#### RECORDS SHOWN ####
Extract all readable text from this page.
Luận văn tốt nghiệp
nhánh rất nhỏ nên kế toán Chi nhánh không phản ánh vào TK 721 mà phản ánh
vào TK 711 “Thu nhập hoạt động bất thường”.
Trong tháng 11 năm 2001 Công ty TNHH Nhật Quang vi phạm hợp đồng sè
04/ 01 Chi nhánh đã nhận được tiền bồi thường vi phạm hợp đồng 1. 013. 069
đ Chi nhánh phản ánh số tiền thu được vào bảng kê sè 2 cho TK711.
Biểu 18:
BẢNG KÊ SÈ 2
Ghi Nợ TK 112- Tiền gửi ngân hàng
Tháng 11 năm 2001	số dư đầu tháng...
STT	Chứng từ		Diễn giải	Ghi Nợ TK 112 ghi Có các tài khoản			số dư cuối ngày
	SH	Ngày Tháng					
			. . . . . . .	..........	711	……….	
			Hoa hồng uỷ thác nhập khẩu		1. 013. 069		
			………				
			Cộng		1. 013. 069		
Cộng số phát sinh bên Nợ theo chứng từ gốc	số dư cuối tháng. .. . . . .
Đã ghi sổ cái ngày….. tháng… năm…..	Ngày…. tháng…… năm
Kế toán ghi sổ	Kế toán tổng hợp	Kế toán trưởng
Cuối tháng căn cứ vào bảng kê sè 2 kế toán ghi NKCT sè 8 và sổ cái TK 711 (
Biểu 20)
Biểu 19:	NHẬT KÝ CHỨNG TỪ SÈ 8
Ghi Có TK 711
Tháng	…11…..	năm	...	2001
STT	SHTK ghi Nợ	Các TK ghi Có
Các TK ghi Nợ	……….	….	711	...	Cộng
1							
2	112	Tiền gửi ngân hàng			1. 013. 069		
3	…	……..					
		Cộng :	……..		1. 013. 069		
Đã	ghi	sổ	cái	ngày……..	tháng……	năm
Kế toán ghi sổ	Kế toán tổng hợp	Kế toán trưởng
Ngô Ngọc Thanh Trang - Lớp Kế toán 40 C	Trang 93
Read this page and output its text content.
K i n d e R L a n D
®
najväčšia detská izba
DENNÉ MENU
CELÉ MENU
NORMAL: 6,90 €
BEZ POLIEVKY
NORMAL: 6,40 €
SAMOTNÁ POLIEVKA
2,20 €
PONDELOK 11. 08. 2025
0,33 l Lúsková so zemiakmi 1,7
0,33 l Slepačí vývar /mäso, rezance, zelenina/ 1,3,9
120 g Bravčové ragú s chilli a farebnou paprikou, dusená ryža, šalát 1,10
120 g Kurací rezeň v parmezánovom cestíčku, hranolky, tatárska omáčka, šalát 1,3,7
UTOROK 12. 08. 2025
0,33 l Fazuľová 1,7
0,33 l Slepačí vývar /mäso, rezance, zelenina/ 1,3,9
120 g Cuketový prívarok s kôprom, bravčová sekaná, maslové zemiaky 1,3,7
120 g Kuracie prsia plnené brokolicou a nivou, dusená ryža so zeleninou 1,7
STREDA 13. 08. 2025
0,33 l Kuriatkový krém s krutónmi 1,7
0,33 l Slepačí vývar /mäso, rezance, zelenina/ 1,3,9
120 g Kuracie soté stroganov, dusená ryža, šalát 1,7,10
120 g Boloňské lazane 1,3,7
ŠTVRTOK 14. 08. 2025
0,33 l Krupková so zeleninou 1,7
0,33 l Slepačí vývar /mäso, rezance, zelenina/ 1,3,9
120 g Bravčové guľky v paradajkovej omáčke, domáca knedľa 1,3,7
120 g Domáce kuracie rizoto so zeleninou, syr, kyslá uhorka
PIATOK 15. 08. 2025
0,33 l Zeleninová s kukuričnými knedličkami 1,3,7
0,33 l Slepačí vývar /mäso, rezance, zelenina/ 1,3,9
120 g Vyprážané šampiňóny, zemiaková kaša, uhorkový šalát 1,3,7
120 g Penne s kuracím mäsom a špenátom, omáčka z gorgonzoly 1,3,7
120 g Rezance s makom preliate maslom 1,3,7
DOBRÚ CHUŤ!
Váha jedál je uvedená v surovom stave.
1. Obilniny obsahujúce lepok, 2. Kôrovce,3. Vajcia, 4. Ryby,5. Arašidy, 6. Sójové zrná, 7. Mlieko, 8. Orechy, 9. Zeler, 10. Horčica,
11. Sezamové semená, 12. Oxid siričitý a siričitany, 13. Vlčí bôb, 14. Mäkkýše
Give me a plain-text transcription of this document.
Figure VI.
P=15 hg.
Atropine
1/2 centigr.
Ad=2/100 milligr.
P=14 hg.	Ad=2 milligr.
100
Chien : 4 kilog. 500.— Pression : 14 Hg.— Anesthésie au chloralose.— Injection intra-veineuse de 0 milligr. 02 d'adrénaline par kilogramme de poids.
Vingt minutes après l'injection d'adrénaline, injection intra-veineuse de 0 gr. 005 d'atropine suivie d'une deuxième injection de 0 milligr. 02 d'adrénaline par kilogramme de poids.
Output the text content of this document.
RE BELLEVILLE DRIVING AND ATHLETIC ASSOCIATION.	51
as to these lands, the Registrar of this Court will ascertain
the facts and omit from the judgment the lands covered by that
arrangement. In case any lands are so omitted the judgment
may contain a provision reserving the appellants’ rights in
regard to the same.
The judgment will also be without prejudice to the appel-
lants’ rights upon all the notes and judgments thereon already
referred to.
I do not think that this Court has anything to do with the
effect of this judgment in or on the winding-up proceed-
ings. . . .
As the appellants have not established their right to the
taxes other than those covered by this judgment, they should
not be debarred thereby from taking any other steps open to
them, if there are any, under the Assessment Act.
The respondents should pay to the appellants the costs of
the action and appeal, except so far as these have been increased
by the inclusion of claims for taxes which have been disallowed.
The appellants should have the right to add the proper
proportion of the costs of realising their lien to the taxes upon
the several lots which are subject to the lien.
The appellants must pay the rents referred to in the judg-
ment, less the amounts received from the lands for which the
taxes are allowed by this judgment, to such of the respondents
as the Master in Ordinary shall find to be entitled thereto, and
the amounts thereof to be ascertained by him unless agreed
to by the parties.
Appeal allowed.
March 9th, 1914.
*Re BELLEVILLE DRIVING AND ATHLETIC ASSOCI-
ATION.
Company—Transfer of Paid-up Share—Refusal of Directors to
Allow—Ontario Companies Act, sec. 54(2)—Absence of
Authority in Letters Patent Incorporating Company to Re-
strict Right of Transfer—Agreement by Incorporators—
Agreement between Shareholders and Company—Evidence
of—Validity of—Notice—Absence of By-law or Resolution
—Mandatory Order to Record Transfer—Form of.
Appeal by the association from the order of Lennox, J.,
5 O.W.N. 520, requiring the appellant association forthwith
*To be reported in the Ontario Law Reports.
####
◆ **WHAT IS ASKED**:
Write the complete data out, exactly as above.

◆ **WRITTEN ANSWER**:
Extract all readable text from this page.
Luận văn tốt nghiệp
nhánh rất nhỏ nên kế toán Chi nhánh không phản ánh vào TK 721 mà phản ánh
vào TK 711 “Thu nhập hoạt động bất thường”.
Trong tháng 11 năm 2001 Công ty TNHH Nhật Quang vi phạm hợp đồng sè
04/ 01 Chi nhánh đã nhận được tiền bồi thường vi phạm hợp đồng 1. 013. 069
đ Chi nhánh phản ánh số tiền thu được vào bảng kê sè 2 cho TK711.
Biểu 18:
BẢNG KÊ SÈ 2
Ghi Nợ TK 112- Tiền gửi ngân hàng
Tháng 11 năm 2001	số dư đầu tháng...
STT	Chứng từ		Diễn giải	Ghi Nợ TK 112 ghi Có các tài khoản			số dư cuối ngày
	SH	Ngày Tháng					
			. . . . . . .	..........	711	……….	
			Hoa hồng uỷ thác nhập khẩu		1. 013. 069		
			………				
			Cộng		1. 013. 069		
Cộng số phát sinh bên Nợ theo chứng từ gốc	số dư cuối tháng. .. . . . .
Đã ghi sổ cái ngày….. tháng… năm…..	Ngày…. tháng…… năm
Kế toán ghi sổ	Kế toán tổng hợp	Kế toán trưởng
Cuối tháng căn cứ vào bảng kê sè 2 kế toán ghi NKCT sè 8 và sổ cái TK 711 (
Biểu 20)
Biểu 19:	NHẬT KÝ CHỨNG TỪ SÈ 8
Ghi Có TK 711
Tháng	…11…..	năm	...	2001
STT	SHTK ghi Nợ	Các TK ghi Có
Các TK ghi Nợ	……….	….	711	...	Cộng
1							
2	112	Tiền gửi ngân hàng			1. 013. 069		
3	…	……..					
		Cộng :	……..		1. 013. 069		
Đã	ghi	sổ	cái	ngày……..	tháng……	năm
Kế toán ghi sổ	Kế toán tổng hợp	Kế toán trưởng
Ngô Ngọc Thanh Trang - Lớp Kế toán 40 C	Trang 93
Read this page and output its text content.
K i n d e R L a n D
®
najväčšia detská izba
DENNÉ MENU
CELÉ MENU
NORMAL: 6,90 €
BEZ POLIEVKY
NORMAL: 6,40 €
SAMOTNÁ POLIEVKA
2,20 €
PONDELOK 11. 08. 2025
0,33 l Lúsková so zemiakmi 1,7
0,33 l Slepačí vývar /mäso, rezance, zelenina/ 1,3,9
120 g Bravčové ragú s chilli a farebnou paprikou, dusená ryža, šalát 1,10
120 g Kurací rezeň v parmezánovom cestíčku, hranolky, tatárska omáčka, šalát 1,3,7
UTOROK 12. 08. 2025
0,33 l Fazuľová 1,7
0,33 l Slepačí vývar /mäso, rezance, zelenina/ 1,3,9
120 g Cuketový prívarok s kôprom, bravčová sekaná, maslové zemiaky 1,3,7
120 g Kuracie prsia plnené brokolicou a nivou, dusená ryža so zeleninou 1,7
STREDA 13. 08. 2025
0,33 l Kuriatkový krém s krutónmi 1,7
0,33 l Slepačí vývar /mäso, rezance, zelenina/ 1,3,9
120 g Kuracie soté stroganov, dusená ryža, šalát 1,7,10
120 g Boloňské lazane 1,3,7
ŠTVRTOK 14. 08. 2025
0,33 l Krupková so zeleninou 1,7
0,33 l Slepačí vývar /mäso, rezance, zelenina/ 1,3,9
120 g Bravčové guľky v paradajkovej omáčke, domáca knedľa 1,3,7
120 g Domáce kuracie rizoto so zeleninou, syr, kyslá uhorka
PIATOK 15. 08. 2025
0,33 l Zeleninová s kukuričnými knedličkami 1,3,7
0,33 l Slepačí vývar /mäso, rezance, zelenina/ 1,3,9
120 g Vyprážané šampiňóny, zemiaková kaša, uhorkový šalát 1,3,7
120 g Penne s kuracím mäsom a špenátom, omáčka z gorgonzoly 1,3,7
120 g Rezance s makom preliate maslom 1,3,7
DOBRÚ CHUŤ!
Váha jedál je uvedená v surovom stave.
1. Obilniny obsahujúce lepok, 2. Kôrovce,3. Vajcia, 4. Ryby,5. Arašidy, 6. Sójové zrná, 7. Mlieko, 8. Orechy, 9. Zeler, 10. Horčica,
11. Sezamové semená, 12. Oxid siričitý a siričitany, 13. Vlčí bôb, 14. Mäkkýše
Give me a plain-text transcription of this document.
Figure VI.
P=15 hg.
Atropine
1/2 centigr.
Ad=2/100 milligr.
P=14 hg.	Ad=2 milligr.
100
Chien : 4 kilog. 500.— Pression : 14 Hg.— Anesthésie au chloralose.— Injection intra-veineuse de 0 milligr. 02 d'adrénaline par kilogramme de poids.
Vingt minutes après l'injection d'adrénaline, injection intra-veineuse de 0 gr. 005 d'atropine suivie d'une deuxième injection de 0 milligr. 02 d'adrénaline par kilogramme de poids.
Output the text content of this document.
RE BELLEVILLE DRIVING AND ATHLETIC ASSOCIATION.	51
as to these lands, the Registrar of this Court will ascertain
the facts and omit from the judgment the lands covered by that
arrangement. In case any lands are so omitted the judgment
may contain a provision reserving the appellants’ rights in
regard to the same.
The judgment will also be without prejudice to the appel-
lants’ rights upon all the notes and judgments thereon already
referred to.
I do not think that this Court has anything to do with the
effect of this judgment in or on the winding-up proceed-
ings. . . .
As the appellants have not established their right to the
taxes other than those covered by this judgment, they should
not be debarred thereby from taking any other steps open to
them, if there are any, under the Assessment Act.
The respondents should pay to the appellants the costs of
the action and appeal, except so far as these have been increased
by the inclusion of claims for taxes which have been disallowed.
The appellants should have the right to add the proper
proportion of the costs of realising their lien to the taxes upon
the several lots which are subject to the lien.
The appellants must pay the rents referred to in the judg-
ment, less the amounts received from the lands for which the
taxes are allowed by this judgment, to such of the respondents
as the Master in Ordinary shall find to be entitled thereto, and
the amounts thereof to be ascertained by him unless agreed
to by the parties.
Appeal allowed.
March 9th, 1914.
*Re BELLEVILLE DRIVING AND ATHLETIC ASSOCI-
ATION.
Company—Transfer of Paid-up Share—Refusal of Directors to
Allow—Ontario Companies Act, sec. 54(2)—Absence of
Authority in Letters Patent Incorporating Company to Re-
strict Right of Transfer—Agreement by Incorporators—
Agreement between Shareholders and Company—Evidence
of—Validity of—Notice—Absence of By-law or Resolution
—Mandatory Order to Record Transfer—Form of.
Appeal by the association from the order of Lennox, J.,
5 O.W.N. 520, requiring the appellant association forthwith
*To be reported in the Ontario Law Reports.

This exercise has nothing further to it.